> **Provided records**
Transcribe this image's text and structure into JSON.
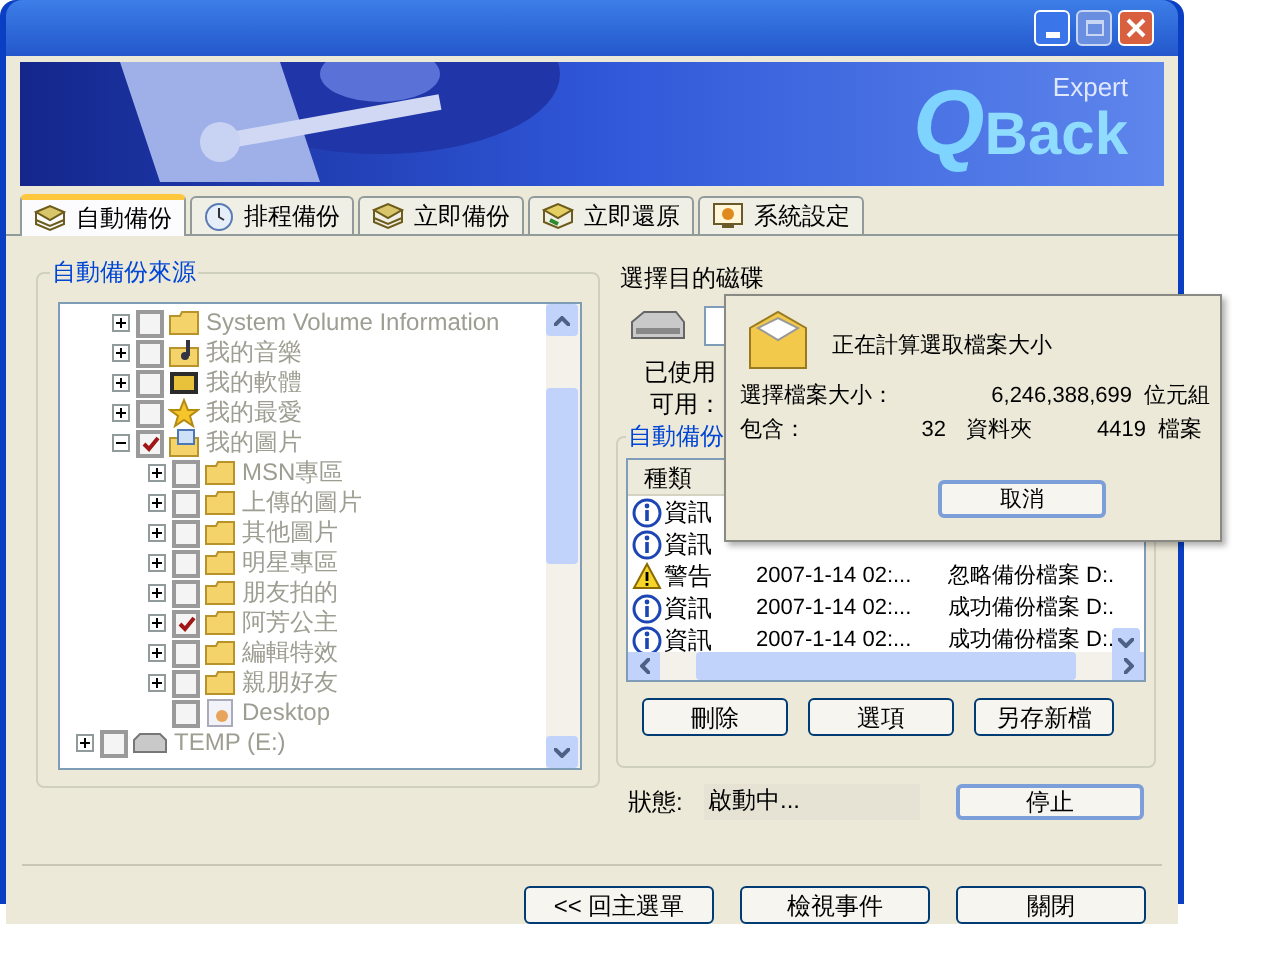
{
  "banner": {
    "logo_letter": "Q",
    "logo_word": "Back",
    "edition": "Expert"
  },
  "tabs": [
    {
      "label": "自動備份",
      "kind": "backup",
      "selected": true
    },
    {
      "label": "排程備份",
      "kind": "clock",
      "selected": false
    },
    {
      "label": "立即備份",
      "kind": "backup",
      "selected": false
    },
    {
      "label": "立即還原",
      "kind": "restore",
      "selected": false
    },
    {
      "label": "系統設定",
      "kind": "settings",
      "selected": false
    }
  ],
  "source": {
    "title": "自動備份來源",
    "disabled": true,
    "tree": [
      {
        "children": [
          {
            "label": "System Volume Information",
            "kind": "folder",
            "expandable": true,
            "expanded": false,
            "checked": false
          },
          {
            "label": "我的音樂",
            "kind": "music",
            "expandable": true,
            "expanded": false,
            "checked": false
          },
          {
            "label": "我的軟體",
            "kind": "software",
            "expandable": true,
            "expanded": false,
            "checked": false
          },
          {
            "label": "我的最愛",
            "kind": "star",
            "expandable": true,
            "expanded": false,
            "checked": false
          },
          {
            "label": "我的圖片",
            "kind": "pictures",
            "expandable": true,
            "expanded": true,
            "checked": true,
            "children": [
              {
                "label": "MSN專區",
                "kind": "folder",
                "expandable": true,
                "expanded": false,
                "checked": false
              },
              {
                "label": "上傳的圖片",
                "kind": "folder",
                "expandable": true,
                "expanded": false,
                "checked": false
              },
              {
                "label": "其他圖片",
                "kind": "folder",
                "expandable": true,
                "expanded": false,
                "checked": false
              },
              {
                "label": "明星專區",
                "kind": "folder",
                "expandable": true,
                "expanded": false,
                "checked": false
              },
              {
                "label": "朋友拍的",
                "kind": "folder",
                "expandable": true,
                "expanded": false,
                "checked": false
              },
              {
                "label": "阿芳公主",
                "kind": "folder",
                "expandable": true,
                "expanded": false,
                "checked": true
              },
              {
                "label": "編輯特效",
                "kind": "folder",
                "expandable": true,
                "expanded": false,
                "checked": false
              },
              {
                "label": "親朋好友",
                "kind": "folder",
                "expandable": true,
                "expanded": false,
                "checked": false
              },
              {
                "label": "Desktop",
                "kind": "desktop",
                "expandable": false,
                "checked": false
              }
            ]
          }
        ]
      },
      {
        "label": "TEMP (E:)",
        "kind": "drive",
        "expandable": true,
        "expanded": false,
        "checked": false
      }
    ]
  },
  "destination": {
    "title": "選擇目的磁碟",
    "used_label": "已使用",
    "free_label": "可用："
  },
  "log": {
    "title": "自動備份",
    "columns": [
      "種類"
    ],
    "rows": [
      {
        "kind": "info",
        "type": "資訊"
      },
      {
        "kind": "info",
        "type": "資訊"
      },
      {
        "kind": "warning",
        "type": "警告",
        "time": "2007-1-14 02:...",
        "message": "忽略備份檔案 D:."
      },
      {
        "kind": "info",
        "type": "資訊",
        "time": "2007-1-14 02:...",
        "message": "成功備份檔案 D:."
      },
      {
        "kind": "info",
        "type": "資訊",
        "time": "2007-1-14 02:...",
        "message": "成功備份檔案 D:."
      }
    ],
    "buttons": [
      "刪除",
      "選項",
      "另存新檔"
    ]
  },
  "status": {
    "label": "狀態:",
    "value": "啟動中...",
    "button": "停止"
  },
  "footer_buttons": [
    "<< 回主選單",
    "檢視事件",
    "關閉"
  ],
  "dialog": {
    "title": "正在計算選取檔案大小",
    "size_label": "選擇檔案大小：",
    "size_value": "6,246,388,699",
    "size_unit": "位元組",
    "contains_label": "包含：",
    "folders": "32",
    "folders_unit": "資料夾",
    "files": "4419",
    "files_unit": "檔案",
    "button": "取消"
  }
}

> **Task objective**
Where a line contains the string "title", extract that line.

> **Final result**
    "title": "自動備份來源",
    "title": "選擇目的磁碟",
    "title": "自動備份",
    "title": "正在計算選取檔案大小",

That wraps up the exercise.